CONSEGNA
Puoi restituire, parola per parola, il brano dell'estratto sull'Etiopia nel 1936 che parte da "Graziani è praticamente" e si chiude con "(tel n. 8103)"?

ESTRATTO
════════════════════

Giugno 1936. L'Etiopia resta per quasi due terzi da occupare soprattutto nell'ovest e nel sud dell'impero.
I
focolai di guerriglia sono presenti nello Scioa e lungo la ferrovia
Addis Abeba-Gibuti. Difficoltà anche a causa della stagione delle piogge
che blocca i movimenti nelle strade e rende difficili i rifornimenti.
Graziani è praticamente assediato ad Addis Abeba, mentre Badoglio è in Italia a riscuotere premi e onori.
In complesso il periodo da maggio a ottobre ha un carattere
prevalentemente difensivo. Si intensifica la repressione del ribellismo.
Nei primi giorni di giugno Mussolini telegrafa a Graziani i seguenti ordini:
"Tutti i ribelli fatti prigionieri devono essere passati per le armi" (tel n. 6496)
"Per finirla con i ribelli...impieghi i gas" (tel.6595)
"Autorizzo ancora una volta V.E a iniziare e condurre
sistematicamente la politica del terrore e dello sterminio contro i
ribelli e le popolazioni complici. (tel n. 8103)
Poggiali, nel suo Diario AOI, scrive a proposito di Addis Abeba: "Intorno alla città vi sono bande armate e minacciose. Da una settimana si vive sotto l'incubo di un assalto in grande stile".

════════════════════

ELENCO
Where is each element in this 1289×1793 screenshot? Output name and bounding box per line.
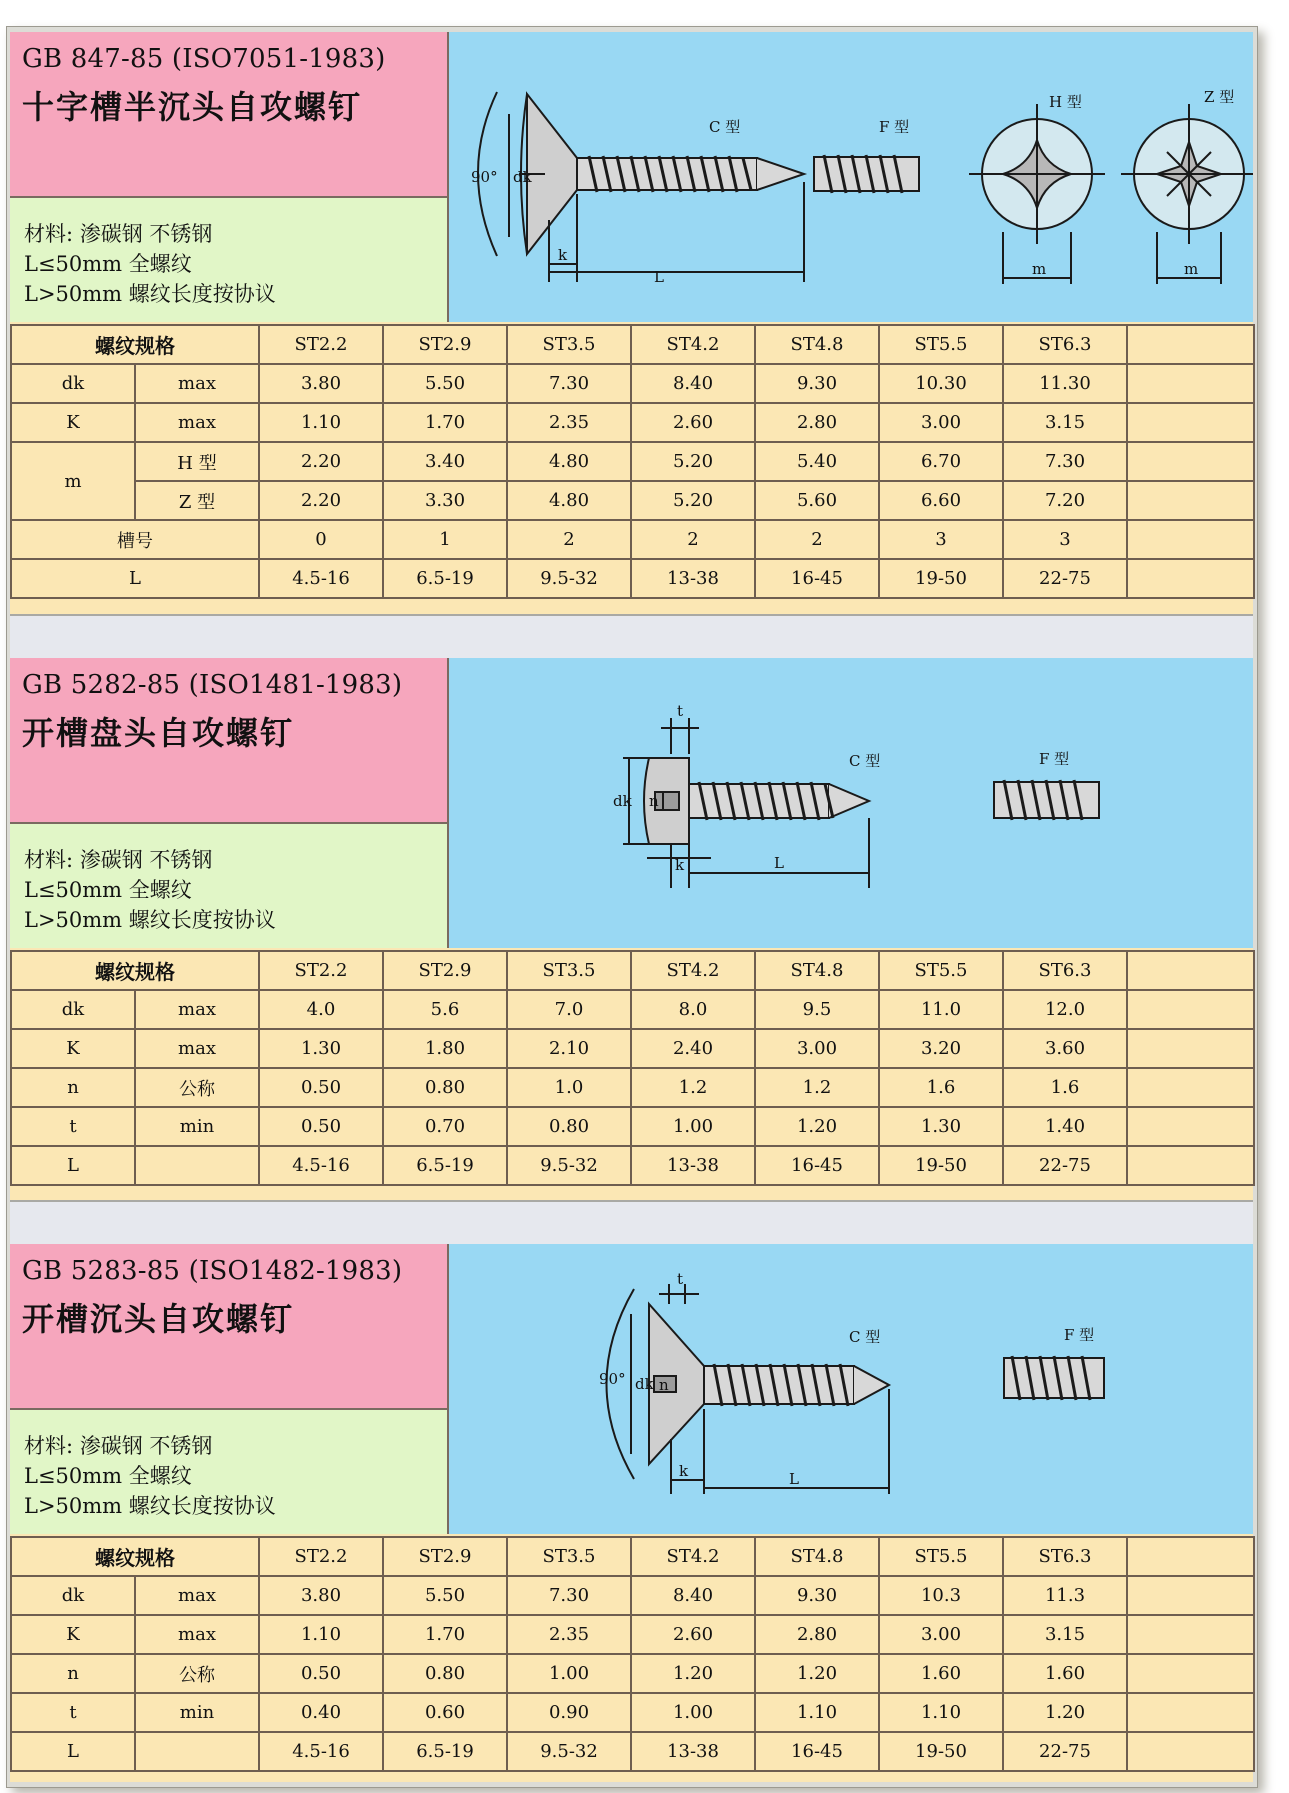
title-box xyxy=(10,658,449,824)
empty-cell xyxy=(1127,325,1254,364)
table-cell: 1.20 xyxy=(631,1654,755,1693)
table-cell: 1.20 xyxy=(755,1107,879,1146)
table-row xyxy=(11,559,1254,598)
table-cell: 2.60 xyxy=(631,403,755,442)
row-label: dk xyxy=(11,364,135,403)
row-qualifier: H 型 xyxy=(135,442,259,481)
table-row xyxy=(11,1693,1254,1732)
column-header: ST6.3 xyxy=(1003,951,1127,990)
table-cell: 2 xyxy=(755,520,879,559)
table-cell: 1.30 xyxy=(259,1029,383,1068)
table-cell: 13-38 xyxy=(631,1732,755,1771)
table-cell: 9.30 xyxy=(755,1576,879,1615)
table-cell: 0 xyxy=(259,520,383,559)
table-row xyxy=(11,1732,1254,1771)
thread-line: L>50mm 螺纹长度按协议 xyxy=(24,908,276,932)
table-cell: 3.00 xyxy=(755,1029,879,1068)
product-name: 十字槽半沉头自攻螺钉 xyxy=(22,88,363,126)
empty-cell xyxy=(1127,1107,1254,1146)
table-row xyxy=(11,442,1254,481)
row-label: n xyxy=(11,1654,135,1693)
table-cell: 2.35 xyxy=(507,1615,631,1654)
dk-label: dk xyxy=(613,792,632,810)
table-cell: 4.5-16 xyxy=(259,559,383,598)
table-cell: 5.6 xyxy=(383,990,507,1029)
column-header: ST4.2 xyxy=(631,951,755,990)
row-label: m xyxy=(11,442,135,520)
row-qualifier: 公称 xyxy=(135,1654,259,1693)
screw-diagram xyxy=(449,1244,1253,1534)
table-cell: 3.60 xyxy=(1003,1029,1127,1068)
table-cell: 3 xyxy=(1003,520,1127,559)
table-cell: 9.30 xyxy=(755,364,879,403)
empty-cell xyxy=(1127,1654,1254,1693)
table-cell: 11.0 xyxy=(879,990,1003,1029)
row-label: L xyxy=(11,559,259,598)
empty-cell xyxy=(1127,1537,1254,1576)
row-label: dk xyxy=(11,1576,135,1615)
screw-diagram xyxy=(449,32,1253,322)
column-header: ST5.5 xyxy=(879,951,1003,990)
m-label: m xyxy=(1032,260,1047,278)
c-type-label: C 型 xyxy=(849,752,881,770)
table-cell: 1.10 xyxy=(755,1693,879,1732)
product-name: 开槽盘头自攻螺钉 xyxy=(22,714,295,752)
l-label: L xyxy=(789,1470,799,1488)
table-row xyxy=(11,1107,1254,1146)
table-cell: 1.10 xyxy=(259,1615,383,1654)
table-cell: 0.40 xyxy=(259,1693,383,1732)
k-label: k xyxy=(675,856,685,874)
table-cell: 1 xyxy=(383,520,507,559)
table-row xyxy=(11,403,1254,442)
column-header: ST2.9 xyxy=(383,325,507,364)
table-cell: 2.40 xyxy=(631,1029,755,1068)
row-qualifier xyxy=(135,1146,259,1185)
table-cell: 0.80 xyxy=(383,1068,507,1107)
row-label: t xyxy=(11,1693,135,1732)
table-cell: 8.0 xyxy=(631,990,755,1029)
table-cell: 4.80 xyxy=(507,481,631,520)
table-cell: 7.30 xyxy=(507,1576,631,1615)
table-cell: 9.5-32 xyxy=(507,559,631,598)
row-label: L xyxy=(11,1732,135,1771)
column-header: ST3.5 xyxy=(507,1537,631,1576)
table-cell: 4.0 xyxy=(259,990,383,1029)
empty-cell xyxy=(1127,1576,1254,1615)
table-cell: 2 xyxy=(631,520,755,559)
table-cell: 0.90 xyxy=(507,1693,631,1732)
row-qualifier: max xyxy=(135,1576,259,1615)
table-cell: 9.5-32 xyxy=(507,1146,631,1185)
f-type-label: F 型 xyxy=(1064,1326,1095,1344)
column-header: ST4.8 xyxy=(755,325,879,364)
empty-cell xyxy=(1127,1029,1254,1068)
table-cell: 2.60 xyxy=(631,1615,755,1654)
csk-phillips-screw-drawing xyxy=(449,32,1253,322)
thread-line: L>50mm 螺纹长度按协议 xyxy=(24,1494,276,1518)
empty-cell xyxy=(1127,951,1254,990)
table-cell: 22-75 xyxy=(1003,1146,1127,1185)
table-cell: 2.35 xyxy=(507,403,631,442)
table-cell: 2.20 xyxy=(259,481,383,520)
table-cell: 7.30 xyxy=(507,364,631,403)
empty-cell xyxy=(1127,442,1254,481)
table-header-row xyxy=(11,951,1254,990)
empty-cell xyxy=(1127,403,1254,442)
empty-cell xyxy=(1127,520,1254,559)
table-cell: 19-50 xyxy=(879,559,1003,598)
table-cell: 0.80 xyxy=(507,1107,631,1146)
table-cell: 11.30 xyxy=(1003,364,1127,403)
material-line: 材料: 渗碳钢 不锈钢 xyxy=(24,848,213,872)
row-label: K xyxy=(11,403,135,442)
table-cell: 7.20 xyxy=(1003,481,1127,520)
table-row xyxy=(11,1068,1254,1107)
t-label: t xyxy=(677,1270,684,1288)
table-row xyxy=(11,1029,1254,1068)
table-cell: 3.30 xyxy=(383,481,507,520)
empty-cell xyxy=(1127,364,1254,403)
column-header: ST3.5 xyxy=(507,325,631,364)
f-type-label: F 型 xyxy=(1039,750,1070,768)
table-cell: 8.40 xyxy=(631,364,755,403)
spec-table xyxy=(10,950,1255,1186)
column-header: ST4.2 xyxy=(631,1537,755,1576)
table-header-row xyxy=(11,325,1254,364)
row-label: t xyxy=(11,1107,135,1146)
row-label: 槽号 xyxy=(11,520,259,559)
column-header: 螺纹规格 xyxy=(11,951,259,990)
table-cell: 3.40 xyxy=(383,442,507,481)
angle-label: 90° xyxy=(471,168,498,186)
table-cell: 3.00 xyxy=(879,1615,1003,1654)
table-cell: 13-38 xyxy=(631,559,755,598)
empty-cell xyxy=(1127,1693,1254,1732)
table-cell: 1.2 xyxy=(631,1068,755,1107)
k-label: k xyxy=(558,246,568,264)
material-box xyxy=(10,198,449,322)
table-cell: 12.0 xyxy=(1003,990,1127,1029)
table-cell: 6.5-19 xyxy=(383,1732,507,1771)
table-cell: 1.00 xyxy=(507,1654,631,1693)
table-cell: 5.50 xyxy=(383,364,507,403)
empty-cell xyxy=(1127,1068,1254,1107)
table-cell: 7.0 xyxy=(507,990,631,1029)
table-cell: 1.00 xyxy=(631,1693,755,1732)
table-cell: 8.40 xyxy=(631,1576,755,1615)
table-row xyxy=(11,520,1254,559)
column-header: ST2.2 xyxy=(259,325,383,364)
empty-cell xyxy=(1127,559,1254,598)
table-cell: 1.10 xyxy=(259,403,383,442)
standard-number: GB 5282-85 (ISO1481-1983) xyxy=(22,670,403,700)
table-cell: 9.5-32 xyxy=(507,1732,631,1771)
z-type-label: Z 型 xyxy=(1204,88,1235,106)
k-label: k xyxy=(679,1462,689,1480)
table-cell: 0.60 xyxy=(383,1693,507,1732)
dk-label: dk xyxy=(635,1375,654,1393)
table-cell: 9.5 xyxy=(755,990,879,1029)
section-gb5283 xyxy=(10,1244,1253,1782)
standard-number: GB 5283-85 (ISO1482-1983) xyxy=(22,1256,403,1286)
table-cell: 1.6 xyxy=(879,1068,1003,1107)
table-cell: 1.60 xyxy=(1003,1654,1127,1693)
column-header: ST4.8 xyxy=(755,1537,879,1576)
row-qualifier: max xyxy=(135,364,259,403)
table-cell: 4.5-16 xyxy=(259,1146,383,1185)
screw-diagram xyxy=(449,658,1253,948)
m-label: m xyxy=(1184,260,1199,278)
row-label: dk xyxy=(11,990,135,1029)
row-label: K xyxy=(11,1615,135,1654)
material-box xyxy=(10,1410,449,1534)
material-line: 材料: 渗碳钢 不锈钢 xyxy=(24,1434,213,1458)
column-header: ST4.2 xyxy=(631,325,755,364)
table-cell: 19-50 xyxy=(879,1732,1003,1771)
angle-label: 90° xyxy=(599,1370,626,1388)
row-qualifier: max xyxy=(135,403,259,442)
row-qualifier: max xyxy=(135,990,259,1029)
table-cell: 1.20 xyxy=(755,1654,879,1693)
table-cell: 3.80 xyxy=(259,364,383,403)
section-header xyxy=(10,32,1253,322)
thread-line: L≤50mm 全螺纹 xyxy=(24,878,192,902)
l-label: L xyxy=(654,268,664,286)
title-box xyxy=(10,1244,449,1410)
table-cell: 7.30 xyxy=(1003,442,1127,481)
table-cell: 2.10 xyxy=(507,1029,631,1068)
table-cell: 1.40 xyxy=(1003,1107,1127,1146)
table-row xyxy=(11,364,1254,403)
empty-cell xyxy=(1127,990,1254,1029)
table-cell: 6.70 xyxy=(879,442,1003,481)
table-cell: 0.80 xyxy=(383,1654,507,1693)
row-qualifier: max xyxy=(135,1615,259,1654)
l-label: L xyxy=(774,854,784,872)
row-qualifier: 公称 xyxy=(135,1068,259,1107)
section-gb847 xyxy=(10,32,1253,614)
column-header: ST2.2 xyxy=(259,951,383,990)
standard-number: GB 847-85 (ISO7051-1983) xyxy=(22,44,386,74)
table-cell: 2.80 xyxy=(755,1615,879,1654)
column-header: ST6.3 xyxy=(1003,1537,1127,1576)
row-qualifier: max xyxy=(135,1029,259,1068)
table-cell: 16-45 xyxy=(755,1732,879,1771)
column-header: ST5.5 xyxy=(879,1537,1003,1576)
table-row xyxy=(11,481,1254,520)
spec-table xyxy=(10,1536,1255,1772)
table-cell: 6.5-19 xyxy=(383,559,507,598)
table-cell: 5.60 xyxy=(755,481,879,520)
empty-cell xyxy=(1127,481,1254,520)
table-cell: 0.50 xyxy=(259,1107,383,1146)
row-qualifier: min xyxy=(135,1107,259,1146)
table-cell: 1.60 xyxy=(879,1654,1003,1693)
dk-label: dk xyxy=(513,168,532,186)
column-header: 螺纹规格 xyxy=(11,1537,259,1576)
c-type-label: C 型 xyxy=(849,1328,881,1346)
csk-slotted-screw-drawing xyxy=(449,1244,1253,1534)
column-header: ST2.9 xyxy=(383,1537,507,1576)
table-cell: 4.80 xyxy=(507,442,631,481)
row-qualifier: min xyxy=(135,1693,259,1732)
row-label: K xyxy=(11,1029,135,1068)
c-type-label: C 型 xyxy=(709,118,741,136)
table-cell: 1.10 xyxy=(879,1693,1003,1732)
thread-line: L≤50mm 全螺纹 xyxy=(24,1464,192,1488)
n-label: n xyxy=(649,792,659,810)
material-box xyxy=(10,824,449,948)
table-cell: 19-50 xyxy=(879,1146,1003,1185)
column-header: ST5.5 xyxy=(879,325,1003,364)
table-cell: 3.00 xyxy=(879,403,1003,442)
empty-cell xyxy=(1127,1732,1254,1771)
thread-line: L>50mm 螺纹长度按协议 xyxy=(24,282,276,306)
row-qualifier: Z 型 xyxy=(135,481,259,520)
section-gb5282 xyxy=(10,658,1253,1200)
table-cell: 3 xyxy=(879,520,1003,559)
table-cell: 1.80 xyxy=(383,1029,507,1068)
table-cell: 1.00 xyxy=(631,1107,755,1146)
empty-cell xyxy=(1127,1146,1254,1185)
title-box xyxy=(10,32,449,198)
table-row xyxy=(11,1615,1254,1654)
table-cell: 10.30 xyxy=(879,364,1003,403)
section-header xyxy=(10,658,1253,948)
section-divider xyxy=(10,614,1253,660)
table-cell: 6.60 xyxy=(879,481,1003,520)
column-header: ST2.9 xyxy=(383,951,507,990)
table-cell: 1.30 xyxy=(879,1107,1003,1146)
table-header-row xyxy=(11,1537,1254,1576)
pan-head-screw-drawing xyxy=(449,658,1253,948)
table-cell: 1.20 xyxy=(1003,1693,1127,1732)
table-cell: 1.0 xyxy=(507,1068,631,1107)
table-cell: 2.20 xyxy=(259,442,383,481)
table-row xyxy=(11,1146,1254,1185)
table-cell: 11.3 xyxy=(1003,1576,1127,1615)
table-cell: 0.50 xyxy=(259,1068,383,1107)
table-cell: 10.3 xyxy=(879,1576,1003,1615)
product-name: 开槽沉头自攻螺钉 xyxy=(22,1300,295,1338)
table-cell: 22-75 xyxy=(1003,559,1127,598)
column-header: ST6.3 xyxy=(1003,325,1127,364)
t-label: t xyxy=(677,702,684,720)
table-cell: 2.80 xyxy=(755,403,879,442)
table-row xyxy=(11,990,1254,1029)
table-cell: 3.15 xyxy=(1003,403,1127,442)
table-cell: 13-38 xyxy=(631,1146,755,1185)
table-cell: 5.40 xyxy=(755,442,879,481)
table-row xyxy=(11,1576,1254,1615)
spec-table xyxy=(10,324,1255,599)
table-cell: 5.20 xyxy=(631,442,755,481)
table-cell: 22-75 xyxy=(1003,1732,1127,1771)
table-cell: 1.70 xyxy=(383,1615,507,1654)
empty-cell xyxy=(1127,1615,1254,1654)
thread-line: L≤50mm 全螺纹 xyxy=(24,252,192,276)
table-cell: 0.50 xyxy=(259,1654,383,1693)
table-row xyxy=(11,1654,1254,1693)
f-type-label: F 型 xyxy=(879,118,910,136)
table-cell: 5.50 xyxy=(383,1576,507,1615)
n-label: n xyxy=(659,1376,669,1394)
material-line: 材料: 渗碳钢 不锈钢 xyxy=(24,222,213,246)
table-cell: 16-45 xyxy=(755,1146,879,1185)
section-header xyxy=(10,1244,1253,1534)
row-qualifier xyxy=(135,1732,259,1771)
table-cell: 1.2 xyxy=(755,1068,879,1107)
h-type-label: H 型 xyxy=(1049,93,1082,111)
table-cell: 3.80 xyxy=(259,1576,383,1615)
column-header: ST2.2 xyxy=(259,1537,383,1576)
table-cell: 3.20 xyxy=(879,1029,1003,1068)
row-label: n xyxy=(11,1068,135,1107)
column-header: ST3.5 xyxy=(507,951,631,990)
table-cell: 1.6 xyxy=(1003,1068,1127,1107)
row-label: L xyxy=(11,1146,135,1185)
table-cell: 2 xyxy=(507,520,631,559)
table-cell: 4.5-16 xyxy=(259,1732,383,1771)
table-cell: 0.70 xyxy=(383,1107,507,1146)
table-cell: 3.15 xyxy=(1003,1615,1127,1654)
table-cell: 1.70 xyxy=(383,403,507,442)
table-cell: 6.5-19 xyxy=(383,1146,507,1185)
table-cell: 5.20 xyxy=(631,481,755,520)
column-header: 螺纹规格 xyxy=(11,325,259,364)
table-cell: 16-45 xyxy=(755,559,879,598)
section-divider xyxy=(10,1200,1253,1246)
column-header: ST4.8 xyxy=(755,951,879,990)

════════════════════

SOLUZIONE
Graziani è praticamente assediato ad Addis Abeba, mentre Badoglio è in Italia a riscuotere premi e onori.
In complesso il periodo da maggio a ottobre ha un carattere
prevalentemente difensivo. Si intensifica la repressione del ribellismo.
Nei primi giorni di giugno Mussolini telegrafa a Graziani i seguenti ordini:
"Tutti i ribelli fatti prigionieri devono essere passati per le armi" (tel n. 6496)
"Per finirla con i ribelli...impieghi i gas" (tel.6595)
"Autorizzo ancora una volta V.E a iniziare e condurre
sistematicamente la politica del terrore e dello sterminio contro i
ribelli e le popolazioni complici. (tel n. 8103)